▶ _GIVEN EXERCISE_:
Return every line below as is, leaving out the pictures.
--- START INPUT ---
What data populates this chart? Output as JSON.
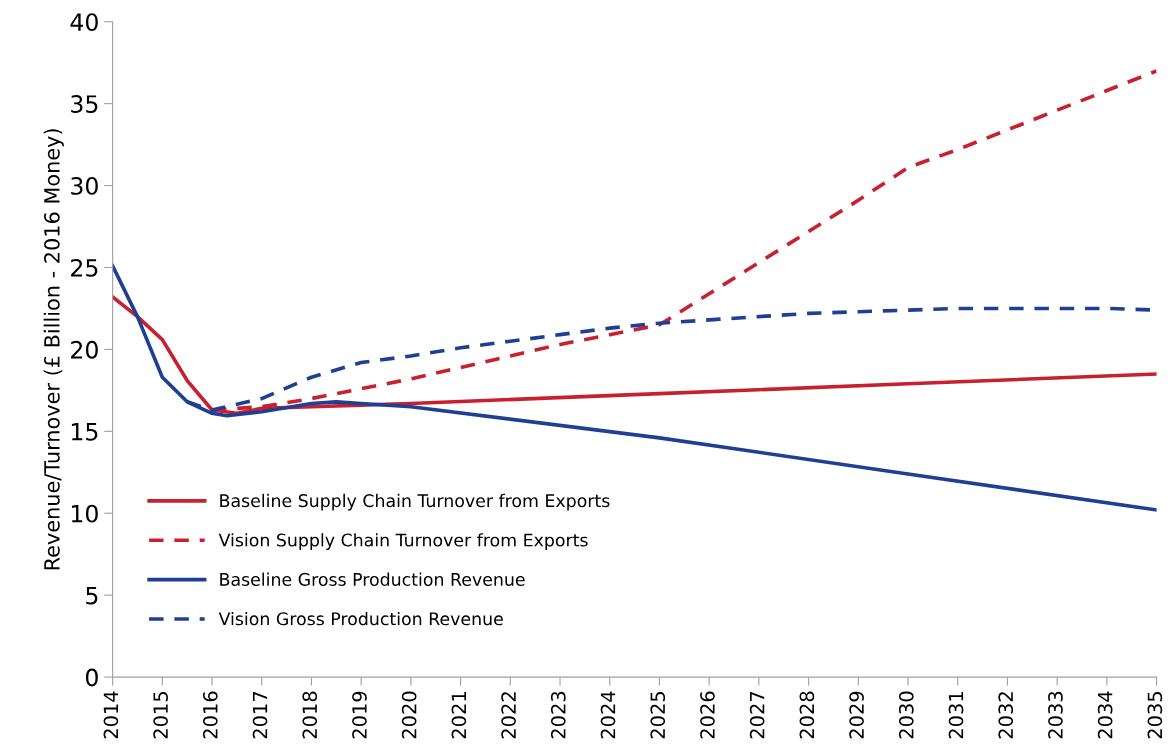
{
  "chart_data": {
    "type": "line",
    "ylabel": "Revenue/Turnover (£ Billion - 2016 Money)",
    "xlim": [
      2014,
      2035
    ],
    "xticks": [
      2014,
      2015,
      2016,
      2017,
      2018,
      2019,
      2020,
      2021,
      2022,
      2023,
      2024,
      2025,
      2026,
      2027,
      2028,
      2029,
      2030,
      2031,
      2032,
      2033,
      2034,
      2035
    ],
    "ylim": [
      0,
      40
    ],
    "yticks": [
      0,
      5,
      10,
      15,
      20,
      25,
      30,
      35,
      40
    ],
    "grid": false,
    "legend": "bottom left",
    "marker": "none",
    "series": [
      {
        "name": "Baseline Supply Chain Turnover from Exports",
        "color": "#c8202f",
        "line_style": "solid",
        "x": [
          2014,
          2014.5,
          2015,
          2015.5,
          2016,
          2016.5,
          2017,
          2018,
          2019,
          2020,
          2025,
          2030,
          2035
        ],
        "values": [
          23.2,
          22.0,
          20.6,
          18.1,
          16.3,
          16.1,
          16.4,
          16.5,
          16.6,
          16.7,
          17.3,
          17.9,
          18.5
        ]
      },
      {
        "name": "Vision Supply Chain Turnover from Exports",
        "color": "#c8202f",
        "line_style": "dashed",
        "x": [
          2016,
          2017,
          2018,
          2019,
          2020,
          2021,
          2022,
          2023,
          2024,
          2025,
          2026,
          2027,
          2028,
          2029,
          2030,
          2031,
          2032,
          2033,
          2034,
          2035
        ],
        "values": [
          16.3,
          16.5,
          17.0,
          17.6,
          18.2,
          18.9,
          19.6,
          20.3,
          20.9,
          21.5,
          23.4,
          25.3,
          27.2,
          29.1,
          31.1,
          32.2,
          33.4,
          34.6,
          35.8,
          37.0
        ]
      },
      {
        "name": "Baseline Gross Production Revenue",
        "color": "#1f3f94",
        "line_style": "solid",
        "x": [
          2014,
          2014.5,
          2015,
          2015.5,
          2016,
          2016.3,
          2017,
          2018,
          2018.5,
          2019,
          2020,
          2025,
          2030,
          2035
        ],
        "values": [
          25.1,
          22.0,
          18.3,
          16.8,
          16.1,
          15.95,
          16.2,
          16.7,
          16.8,
          16.7,
          16.5,
          14.6,
          12.4,
          10.2
        ]
      },
      {
        "name": "Vision Gross Production Revenue",
        "color": "#1f3f94",
        "line_style": "dashed",
        "x": [
          2015.5,
          2016,
          2017,
          2018,
          2019,
          2020,
          2021,
          2022,
          2023,
          2024,
          2025,
          2026,
          2027,
          2028,
          2029,
          2030,
          2031,
          2032,
          2033,
          2034,
          2035
        ],
        "values": [
          16.8,
          16.3,
          17.0,
          18.3,
          19.2,
          19.6,
          20.1,
          20.5,
          20.9,
          21.3,
          21.6,
          21.8,
          22.0,
          22.2,
          22.3,
          22.4,
          22.5,
          22.5,
          22.5,
          22.5,
          22.4
        ]
      }
    ]
  }
}
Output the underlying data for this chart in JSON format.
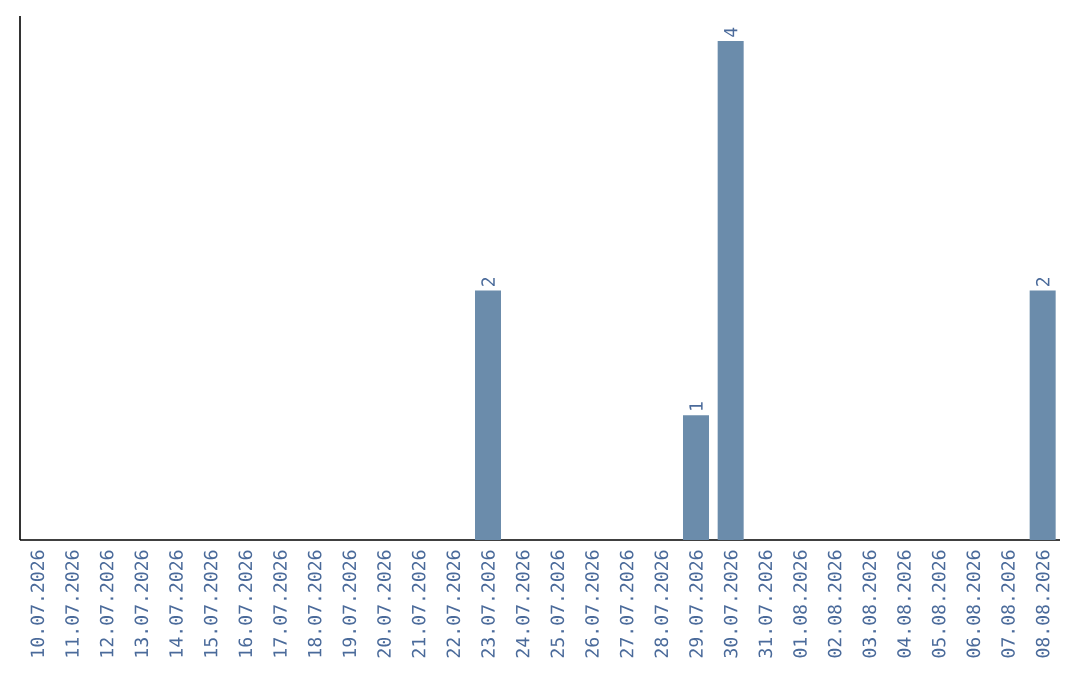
{
  "chart_data": {
    "type": "bar",
    "categories": [
      "10.07.2026",
      "11.07.2026",
      "12.07.2026",
      "13.07.2026",
      "14.07.2026",
      "15.07.2026",
      "16.07.2026",
      "17.07.2026",
      "18.07.2026",
      "19.07.2026",
      "20.07.2026",
      "21.07.2026",
      "22.07.2026",
      "23.07.2026",
      "24.07.2026",
      "25.07.2026",
      "26.07.2026",
      "27.07.2026",
      "28.07.2026",
      "29.07.2026",
      "30.07.2026",
      "31.07.2026",
      "01.08.2026",
      "02.08.2026",
      "03.08.2026",
      "04.08.2026",
      "05.08.2026",
      "06.08.2026",
      "07.08.2026",
      "08.08.2026"
    ],
    "values": [
      null,
      null,
      null,
      null,
      null,
      null,
      null,
      null,
      null,
      null,
      null,
      null,
      null,
      2,
      null,
      null,
      null,
      null,
      null,
      1,
      4,
      null,
      null,
      null,
      null,
      null,
      null,
      null,
      null,
      2
    ],
    "data_labels": true,
    "color": "#6b8cab",
    "ylim": [
      0,
      4.2
    ],
    "tick_labels": "x",
    "grid": false
  }
}
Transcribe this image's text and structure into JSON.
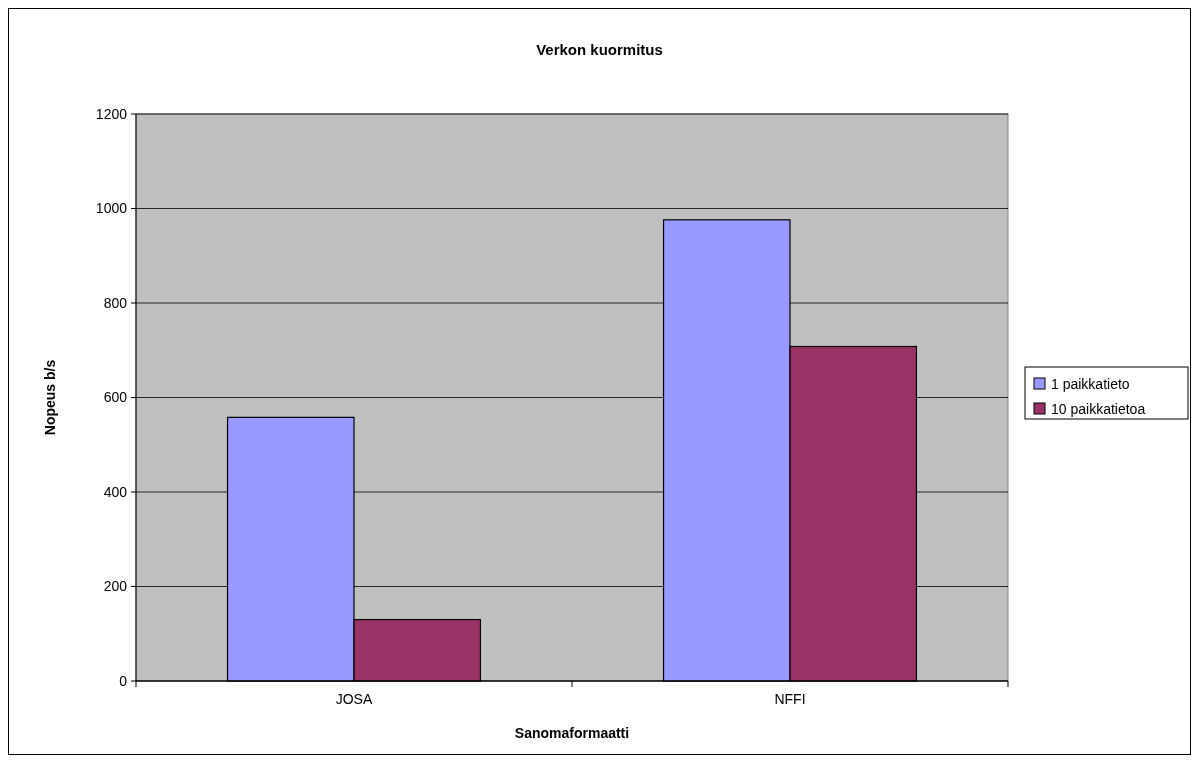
{
  "chart_data": {
    "type": "bar",
    "title": "Verkon kuormitus",
    "xlabel": "Sanomaformaatti",
    "ylabel": "Nopeus b/s",
    "categories": [
      "JOSA",
      "NFFI"
    ],
    "series": [
      {
        "name": "1 paikkatieto",
        "color": "#9999ff",
        "values": [
          558,
          976
        ]
      },
      {
        "name": "10 paikkatietoa",
        "color": "#993366",
        "values": [
          130,
          708
        ]
      }
    ],
    "ylim": [
      0,
      1200
    ],
    "yticks": [
      0,
      200,
      400,
      600,
      800,
      1000,
      1200
    ],
    "grid": "y",
    "legend": "right"
  }
}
--- END INPUT ---
▶ _ANSWER TO THIS PROBLEM_:
What data populates this chart? Output as JSON.
{
  "chart_data": {
    "type": "line",
    "ylabel": "Revenue/Turnover (£ Billion - 2016 Money)",
    "xlim": [
      2014,
      2035
    ],
    "xticks": [
      2014,
      2015,
      2016,
      2017,
      2018,
      2019,
      2020,
      2021,
      2022,
      2023,
      2024,
      2025,
      2026,
      2027,
      2028,
      2029,
      2030,
      2031,
      2032,
      2033,
      2034,
      2035
    ],
    "ylim": [
      0,
      40
    ],
    "yticks": [
      0,
      5,
      10,
      15,
      20,
      25,
      30,
      35,
      40
    ],
    "grid": false,
    "legend": "bottom left",
    "marker": "none",
    "series": [
      {
        "name": "Baseline Supply Chain Turnover from Exports",
        "color": "#c8202f",
        "line_style": "solid",
        "x": [
          2014,
          2014.5,
          2015,
          2015.5,
          2016,
          2016.5,
          2017,
          2018,
          2019,
          2020,
          2025,
          2030,
          2035
        ],
        "values": [
          23.2,
          22.0,
          20.6,
          18.1,
          16.3,
          16.1,
          16.4,
          16.5,
          16.6,
          16.7,
          17.3,
          17.9,
          18.5
        ]
      },
      {
        "name": "Vision Supply Chain Turnover from Exports",
        "color": "#c8202f",
        "line_style": "dashed",
        "x": [
          2016,
          2017,
          2018,
          2019,
          2020,
          2021,
          2022,
          2023,
          2024,
          2025,
          2026,
          2027,
          2028,
          2029,
          2030,
          2031,
          2032,
          2033,
          2034,
          2035
        ],
        "values": [
          16.3,
          16.5,
          17.0,
          17.6,
          18.2,
          18.9,
          19.6,
          20.3,
          20.9,
          21.5,
          23.4,
          25.3,
          27.2,
          29.1,
          31.1,
          32.2,
          33.4,
          34.6,
          35.8,
          37.0
        ]
      },
      {
        "name": "Baseline Gross Production Revenue",
        "color": "#1f3f94",
        "line_style": "solid",
        "x": [
          2014,
          2014.5,
          2015,
          2015.5,
          2016,
          2016.3,
          2017,
          2018,
          2018.5,
          2019,
          2020,
          2025,
          2030,
          2035
        ],
        "values": [
          25.1,
          22.0,
          18.3,
          16.8,
          16.1,
          15.95,
          16.2,
          16.7,
          16.8,
          16.7,
          16.5,
          14.6,
          12.4,
          10.2
        ]
      },
      {
        "name": "Vision Gross Production Revenue",
        "color": "#1f3f94",
        "line_style": "dashed",
        "x": [
          2015.5,
          2016,
          2017,
          2018,
          2019,
          2020,
          2021,
          2022,
          2023,
          2024,
          2025,
          2026,
          2027,
          2028,
          2029,
          2030,
          2031,
          2032,
          2033,
          2034,
          2035
        ],
        "values": [
          16.8,
          16.3,
          17.0,
          18.3,
          19.2,
          19.6,
          20.1,
          20.5,
          20.9,
          21.3,
          21.6,
          21.8,
          22.0,
          22.2,
          22.3,
          22.4,
          22.5,
          22.5,
          22.5,
          22.5,
          22.4
        ]
      }
    ]
  }
}
Output the underlying data for this chart in JSON format.
{
  "chart_data": {
    "type": "bar",
    "categories": [
      "10.07.2026",
      "11.07.2026",
      "12.07.2026",
      "13.07.2026",
      "14.07.2026",
      "15.07.2026",
      "16.07.2026",
      "17.07.2026",
      "18.07.2026",
      "19.07.2026",
      "20.07.2026",
      "21.07.2026",
      "22.07.2026",
      "23.07.2026",
      "24.07.2026",
      "25.07.2026",
      "26.07.2026",
      "27.07.2026",
      "28.07.2026",
      "29.07.2026",
      "30.07.2026",
      "31.07.2026",
      "01.08.2026",
      "02.08.2026",
      "03.08.2026",
      "04.08.2026",
      "05.08.2026",
      "06.08.2026",
      "07.08.2026",
      "08.08.2026"
    ],
    "values": [
      null,
      null,
      null,
      null,
      null,
      null,
      null,
      null,
      null,
      null,
      null,
      null,
      null,
      2,
      null,
      null,
      null,
      null,
      null,
      1,
      4,
      null,
      null,
      null,
      null,
      null,
      null,
      null,
      null,
      2
    ],
    "data_labels": true,
    "color": "#6b8cab",
    "ylim": [
      0,
      4.2
    ],
    "tick_labels": "x",
    "grid": false
  }
}
Transcribe this image's text and structure into JSON.
{
  "chart_data": {
    "type": "bar",
    "title": "Verkon kuormitus",
    "xlabel": "Sanomaformaatti",
    "ylabel": "Nopeus b/s",
    "categories": [
      "JOSA",
      "NFFI"
    ],
    "series": [
      {
        "name": "1 paikkatieto",
        "color": "#9999ff",
        "values": [
          558,
          976
        ]
      },
      {
        "name": "10 paikkatietoa",
        "color": "#993366",
        "values": [
          130,
          708
        ]
      }
    ],
    "ylim": [
      0,
      1200
    ],
    "yticks": [
      0,
      200,
      400,
      600,
      800,
      1000,
      1200
    ],
    "grid": "y",
    "legend": "right"
  }
}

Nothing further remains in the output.